* What is being asked
Select the lines that contain "protection" and copy each of them.

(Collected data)
==============================

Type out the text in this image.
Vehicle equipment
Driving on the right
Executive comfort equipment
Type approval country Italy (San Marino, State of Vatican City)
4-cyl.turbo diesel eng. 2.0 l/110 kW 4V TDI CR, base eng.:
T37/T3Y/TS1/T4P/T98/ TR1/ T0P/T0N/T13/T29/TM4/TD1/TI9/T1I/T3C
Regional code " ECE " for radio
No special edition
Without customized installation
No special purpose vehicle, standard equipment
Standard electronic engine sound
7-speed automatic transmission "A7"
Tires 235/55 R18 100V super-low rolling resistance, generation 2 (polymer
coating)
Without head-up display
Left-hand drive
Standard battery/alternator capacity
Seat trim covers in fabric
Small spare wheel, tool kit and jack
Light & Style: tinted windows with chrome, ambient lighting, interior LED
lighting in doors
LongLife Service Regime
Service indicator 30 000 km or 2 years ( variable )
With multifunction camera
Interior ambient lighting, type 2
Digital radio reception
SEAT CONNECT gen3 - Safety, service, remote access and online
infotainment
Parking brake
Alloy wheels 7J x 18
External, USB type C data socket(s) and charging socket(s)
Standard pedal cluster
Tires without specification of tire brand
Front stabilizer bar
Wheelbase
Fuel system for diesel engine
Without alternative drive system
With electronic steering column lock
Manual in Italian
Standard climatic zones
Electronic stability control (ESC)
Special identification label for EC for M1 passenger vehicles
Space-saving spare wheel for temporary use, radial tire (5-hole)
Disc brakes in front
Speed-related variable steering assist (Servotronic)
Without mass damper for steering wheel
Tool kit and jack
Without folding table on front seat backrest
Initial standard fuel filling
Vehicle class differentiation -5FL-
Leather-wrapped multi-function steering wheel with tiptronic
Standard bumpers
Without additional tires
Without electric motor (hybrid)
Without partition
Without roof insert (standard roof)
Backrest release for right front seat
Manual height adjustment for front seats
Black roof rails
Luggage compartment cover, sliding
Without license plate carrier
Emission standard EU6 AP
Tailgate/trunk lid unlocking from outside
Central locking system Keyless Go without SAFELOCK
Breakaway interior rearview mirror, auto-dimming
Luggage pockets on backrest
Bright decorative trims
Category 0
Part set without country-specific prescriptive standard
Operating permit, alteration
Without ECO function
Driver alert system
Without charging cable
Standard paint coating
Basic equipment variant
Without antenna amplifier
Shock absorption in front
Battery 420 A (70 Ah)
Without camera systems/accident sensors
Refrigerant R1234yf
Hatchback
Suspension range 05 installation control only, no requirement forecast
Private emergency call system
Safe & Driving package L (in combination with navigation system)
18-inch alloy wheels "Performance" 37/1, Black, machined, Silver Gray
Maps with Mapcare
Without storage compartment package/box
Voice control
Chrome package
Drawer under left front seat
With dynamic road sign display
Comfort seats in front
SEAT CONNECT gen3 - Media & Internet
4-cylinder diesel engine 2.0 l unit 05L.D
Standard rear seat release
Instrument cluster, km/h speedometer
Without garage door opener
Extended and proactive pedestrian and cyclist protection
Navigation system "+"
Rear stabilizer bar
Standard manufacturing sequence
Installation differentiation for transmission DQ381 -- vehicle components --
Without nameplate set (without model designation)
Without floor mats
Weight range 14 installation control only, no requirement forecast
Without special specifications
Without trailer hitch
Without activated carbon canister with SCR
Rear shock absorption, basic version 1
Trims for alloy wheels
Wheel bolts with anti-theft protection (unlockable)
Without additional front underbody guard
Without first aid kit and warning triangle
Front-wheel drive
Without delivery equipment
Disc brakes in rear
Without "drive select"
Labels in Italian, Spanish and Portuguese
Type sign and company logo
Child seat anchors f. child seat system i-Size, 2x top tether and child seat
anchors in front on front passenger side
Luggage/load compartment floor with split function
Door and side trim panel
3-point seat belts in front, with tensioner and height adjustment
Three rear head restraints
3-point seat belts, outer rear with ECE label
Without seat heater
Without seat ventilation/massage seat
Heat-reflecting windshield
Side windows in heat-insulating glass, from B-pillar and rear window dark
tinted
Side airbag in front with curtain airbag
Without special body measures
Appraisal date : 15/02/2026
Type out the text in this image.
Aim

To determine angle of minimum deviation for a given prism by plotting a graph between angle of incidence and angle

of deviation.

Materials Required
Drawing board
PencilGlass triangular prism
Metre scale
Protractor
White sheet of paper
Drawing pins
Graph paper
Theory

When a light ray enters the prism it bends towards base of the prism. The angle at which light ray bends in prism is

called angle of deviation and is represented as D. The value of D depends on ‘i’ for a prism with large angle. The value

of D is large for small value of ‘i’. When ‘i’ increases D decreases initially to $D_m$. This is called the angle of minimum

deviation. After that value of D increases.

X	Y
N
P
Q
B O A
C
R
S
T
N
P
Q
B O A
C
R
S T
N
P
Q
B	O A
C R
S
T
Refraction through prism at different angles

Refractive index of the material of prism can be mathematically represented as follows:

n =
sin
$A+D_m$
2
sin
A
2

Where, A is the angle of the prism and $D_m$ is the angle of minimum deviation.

==============================

* Solution for this problem
Extended and proactive pedestrian and cyclist protection
Wheel bolts with anti-theft protection (unlockable)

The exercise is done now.